Stated task A:
In the forum thread about the Orchestral Tools teaser, at which studio was L.A. Sessions - Songwriter Instruments recorded?
Stated task B:
Pick up the forum thread about the Orchestral Tools teaser from the point where it stops.

Text shown:
--*--
# Sept 15



## OrchestralTools (Sep 14, 2020)




----------



## MA-Simon (Sep 14, 2020)

Are those wine bottles from below? Something featuring glass?


----------



## MGdepp (Sep 14, 2020)

nooooo! ... I just preordered those Chinese instruments ... this is to fast! I'd better be one of the Berlin Series volumes upgraded for Sine, so that I will get it for free!


----------



## samuel.beliveau (Sep 14, 2020)

SINE BUNDLES

A BETTER TOMORROW

...

_I want to win this time..._


----------



## MGdepp (Sep 14, 2020)

MA-Simon said:


> Are those wine bottles from below? Something featuring glass?


You are probably right ... looks like the designs from the other creative packs recently released.


----------



## Wally Garten (Sep 14, 2020)

Wine = California... the long-awaited Sonoma Sessions library?


----------



## Drundfunk (Sep 14, 2020)

Guys trust me, it's the LA Sessions library.


----------



## Zanshin (Sep 14, 2020)

Drundfunk said:


> Guys trust me, it's the LA Sessions library.



This would be cool, the little teaser video they had for it got me excited.


----------



## Martin S (Sep 14, 2020)

hmm...looks remarkably similar to my parents funky coffee table from my childhood in the 70's...


----------



## ansthenia (Sep 14, 2020)

"Tomorrow" Ohhh I've never heard of this instrument, sounds interesting.


----------



## muziksculp (Sep 14, 2020)

I'm always delighted to see a new release from OT. 

Now what can this be ?


----------



## muziksculp (Sep 14, 2020)

Drundfunk said:


> Guys trust me, it's the LA Sessions library.



And what might that be ?


----------



## Cheezus (Sep 14, 2020)

muziksculp said:


> And what might that be ?



Seems like they announced this over a year and a half ago and then went silent:





__





Orchestral Tools presents L.A. Sessions - Songwriter Instruments


We are proud to announce L.A. Sessions - Songwriter Instruments, recorded at United Recording Studios in Hollywood (former Ocean Way Studios). L.A. Sessions - Songwriter Instrument features intimate Studio Strings, Guitars, Rhodes, Grand Piano, a Gospel Choir and many inspiring colors for the...
--*--
Spatial layout data:
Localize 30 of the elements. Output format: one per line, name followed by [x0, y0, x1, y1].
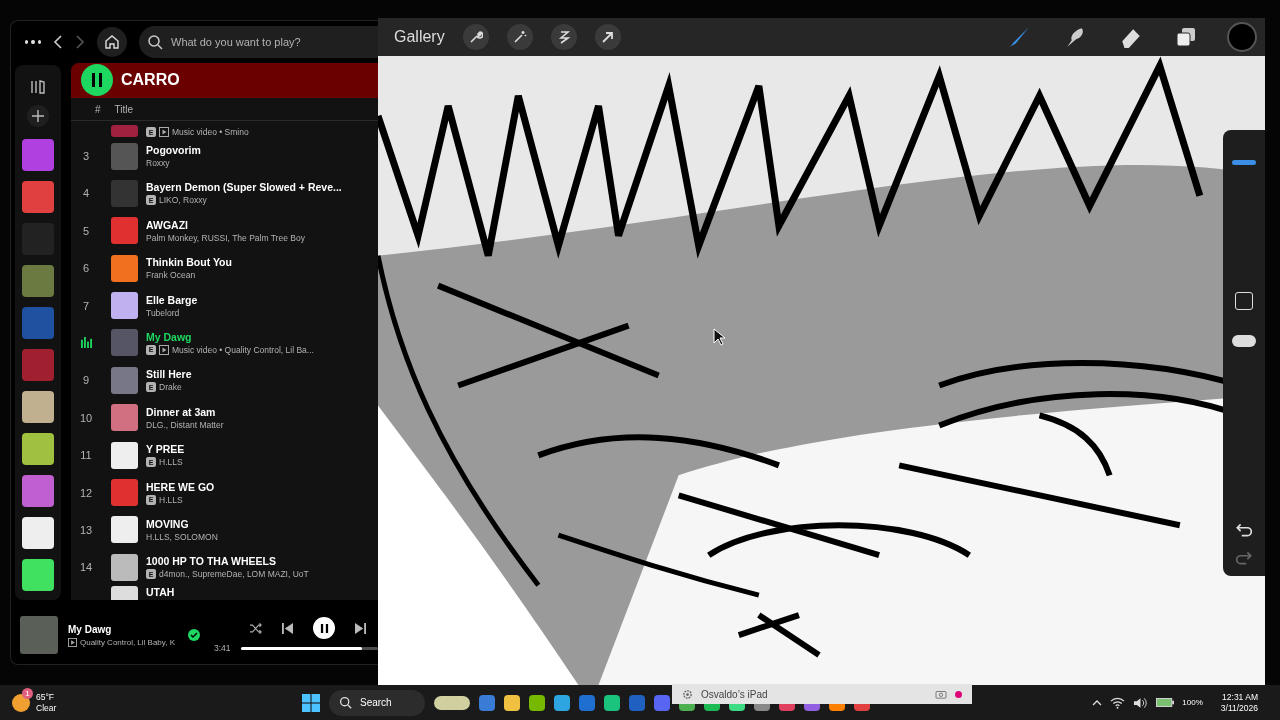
- track-number: 10: [79, 411, 93, 424]
- playlist-title: CARRO: [121, 71, 180, 90]
- track-artists: Quality Control, Lil Baby, K: [80, 637, 175, 647]
- track-artists: DLG., Distant Matter: [146, 419, 224, 430]
- track-artists: Music video • Quality Control, Lil Ba...: [172, 344, 314, 355]
- track-number: 14: [79, 561, 93, 574]
- track-artists: Music video • Smino: [172, 127, 249, 138]
- track-artists: H.LLS, SOLOMON: [146, 531, 218, 542]
- track-number: 7: [82, 299, 90, 312]
- track-number: 13: [79, 523, 93, 536]
- battery-percentage: 100%: [1182, 698, 1203, 707]
- track-number: 4: [82, 187, 90, 200]
- track-artists: Tubelord: [146, 307, 180, 318]
- track-artists: H.LLS: [159, 494, 183, 505]
- device-name: Osvaldo’s iPad: [701, 688, 769, 700]
- elapsed-time: 3:41: [214, 643, 231, 653]
- track-artists: Palm Monkey, RUSSI, The Palm Tree Boy: [146, 232, 305, 243]
- track-number: 6: [82, 262, 90, 275]
- track-number: 9: [82, 374, 90, 387]
- notification-badge: 1: [22, 687, 33, 699]
- track-artists: H.LLS: [159, 457, 183, 468]
- track-artists: Drake: [159, 382, 182, 393]
- track-number: 3: [82, 150, 90, 162]
- track-artists: LIKO, Roxxy: [159, 195, 207, 206]
- track-artists: Frank Ocean: [146, 270, 196, 281]
- track-number: 5: [82, 224, 90, 237]
- track-number: 12: [79, 486, 93, 499]
- track-artists: Roxxy: [146, 158, 170, 168]
- track-artists: d4mon., SupremeDae, LOM MAZI, UoT: [159, 569, 309, 580]
- track-number: 11: [80, 449, 92, 462]
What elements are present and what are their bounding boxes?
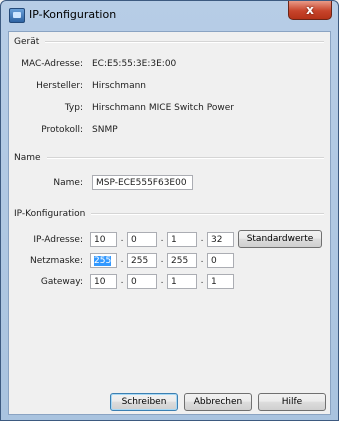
title-bar[interactable]: IP-Konfiguration x [1, 1, 338, 31]
manufacturer-value: Hirschmann [92, 81, 146, 91]
netmask-octet-1-input[interactable]: 255 [90, 253, 117, 268]
octet-separator: . [160, 234, 164, 244]
help-button[interactable]: Hilfe [258, 393, 326, 411]
selected-text: 255 [94, 256, 112, 266]
group-header-name: Name [14, 152, 324, 164]
protocol-value: SNMP [92, 125, 118, 135]
dialog-window: IP-Konfiguration x Gerät MAC-Adresse: EC… [0, 0, 339, 421]
gateway-octet-3-input[interactable]: 1 [167, 274, 197, 289]
netmask-octet-3-input[interactable]: 255 [167, 253, 197, 268]
group-title-name: Name [14, 153, 41, 163]
close-icon: x [306, 3, 314, 17]
type-value: Hirschmann MICE Switch Power [92, 103, 234, 113]
group-title-geraet: Gerät [14, 37, 40, 47]
octet-separator: . [200, 276, 204, 286]
mac-value: EC:E5:55:3E:3E:00 [92, 59, 177, 69]
gateway-label: Gateway: [40, 277, 83, 287]
protocol-label: Protokoll: [41, 125, 83, 135]
name-input[interactable]: MSP-ECE555F63E00 [92, 175, 193, 190]
group-header-geraet: Gerät [14, 36, 324, 48]
group-title-ip: IP-Konfiguration [14, 209, 86, 219]
defaults-button[interactable]: Standardwerte [238, 230, 322, 248]
cancel-button[interactable]: Abbrechen [184, 393, 252, 411]
group-divider [91, 213, 324, 215]
netmask-octet-4-input[interactable]: 0 [207, 253, 234, 268]
group-divider [45, 41, 324, 43]
ip-address-label: IP-Adresse: [33, 235, 83, 245]
window-title: IP-Konfiguration [29, 8, 117, 21]
netmask-label: Netzmaske: [30, 256, 83, 266]
mac-label: MAC-Adresse: [21, 59, 83, 69]
gateway-octet-2-input[interactable]: 0 [127, 274, 157, 289]
gateway-octet-1-input[interactable]: 10 [90, 274, 117, 289]
write-button[interactable]: Schreiben [110, 393, 178, 411]
ip-octet-3-input[interactable]: 1 [167, 232, 197, 247]
name-label: Name: [53, 178, 83, 188]
octet-separator: . [160, 255, 164, 265]
manufacturer-label: Hersteller: [36, 81, 83, 91]
octet-separator: . [120, 276, 124, 286]
octet-separator: . [200, 255, 204, 265]
octet-separator: . [160, 276, 164, 286]
type-label: Typ: [64, 103, 83, 113]
netmask-octet-2-input[interactable]: 255 [127, 253, 157, 268]
ip-octet-2-input[interactable]: 0 [127, 232, 157, 247]
octet-separator: . [120, 255, 124, 265]
ip-octet-4-input[interactable]: 32 [207, 232, 234, 247]
gateway-octet-4-input[interactable]: 1 [207, 274, 234, 289]
group-divider [46, 157, 324, 159]
close-button[interactable]: x [288, 1, 332, 20]
network-config-icon [9, 8, 25, 23]
octet-separator: . [200, 234, 204, 244]
octet-separator: . [120, 234, 124, 244]
ip-octet-1-input[interactable]: 10 [90, 232, 117, 247]
dialog-client-area: Gerät MAC-Adresse: EC:E5:55:3E:3E:00 Her… [8, 31, 331, 415]
group-header-ip: IP-Konfiguration [14, 208, 324, 220]
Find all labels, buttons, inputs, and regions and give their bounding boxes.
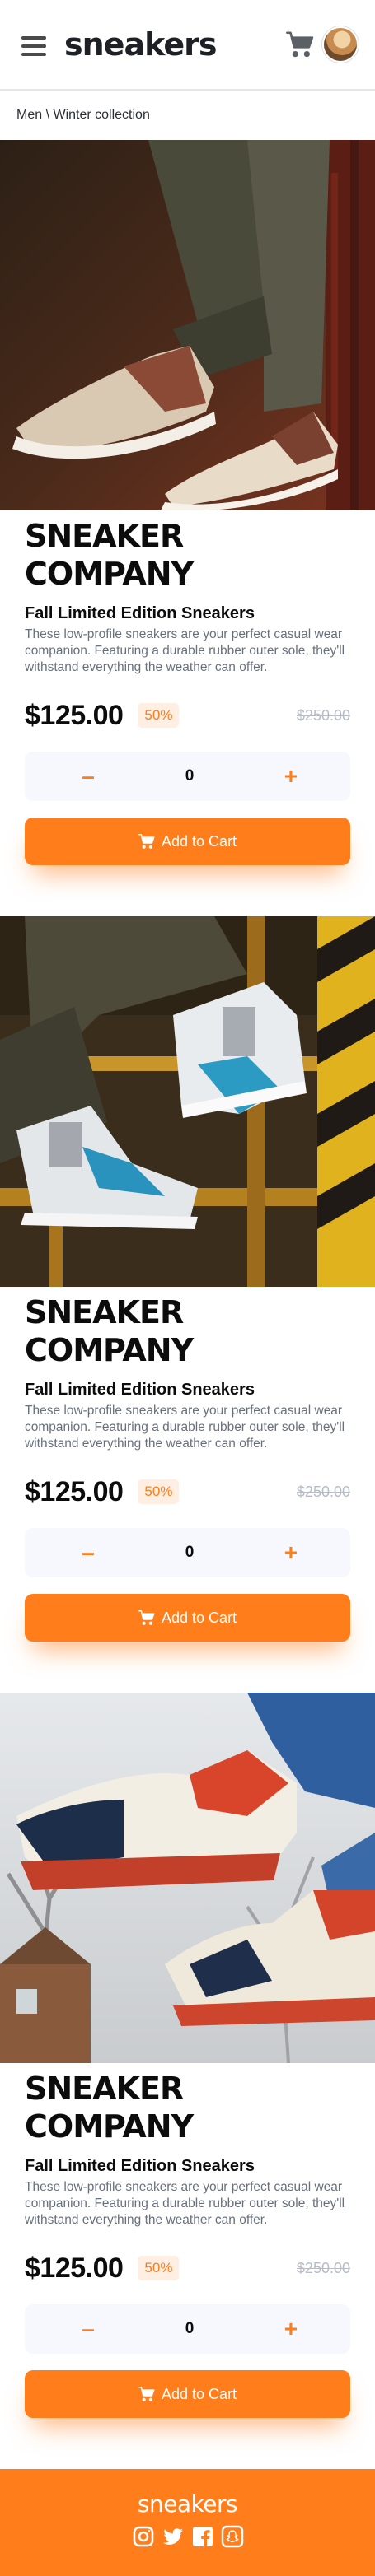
--*--
Task response A:
It was recorded at United Recording Studios in Hollywood, formerly Ocean Way Studios.

Task response B:
vi-control.net


----------



## muziksculp (Sep 14, 2020)

Cheezus said:


> Seems like they announced this over a year and a half ago and then went silent:
> 
> 
> 
> ...



Thanks for the info. 

Hmmm... I wonder if the image they posted has anything to do with LA Sessions, or the studio they recorded this at ? 

Whatever it is, we will know what it is 'Tomorrow' .


----------



## Geoff Grace (Sep 14, 2020)

So far, all I see is that tomorrow is September 15. That's good to know. Thanks, Orchestral Tools!

Best,

Geoff


----------



## Geoff Grace (Sep 14, 2020)

Wait. Isn't there an Apple Event tomorrow? If so, it's awfully nice of Orchestral Tools to remind us.

I do like using Orchestral Tools' products on my Mac...

Best,

Geoff


----------



## Jdiggity1 (Sep 14, 2020)




----------



## ProfoundSilence (Sep 14, 2020)

is this the long awaited sequel to the Beatle's "Yesterday"?


----------



## Geoff Grace (Sep 14, 2020)

ProfoundSilence said:


> is this the long awaited sequel to the Beatle's "Yesterday"?


Wasn't this the sequel?



Best,

Geoff


----------



## ProfoundSilence (Sep 14, 2020)

theres pops and cracks in the legato samples, and tones of intonation issues - that's why they are remaking it.


----------



## Manaberry (Sep 14, 2020)

"Carmel Valley vineyard sound pack".

Get the authentic sound of California vineyard fields, wine bottles percussions and singing crystal glass from famous composer Alan Silvestri's domain. 


I'm in!


----------



## ptram (Sep 15, 2020)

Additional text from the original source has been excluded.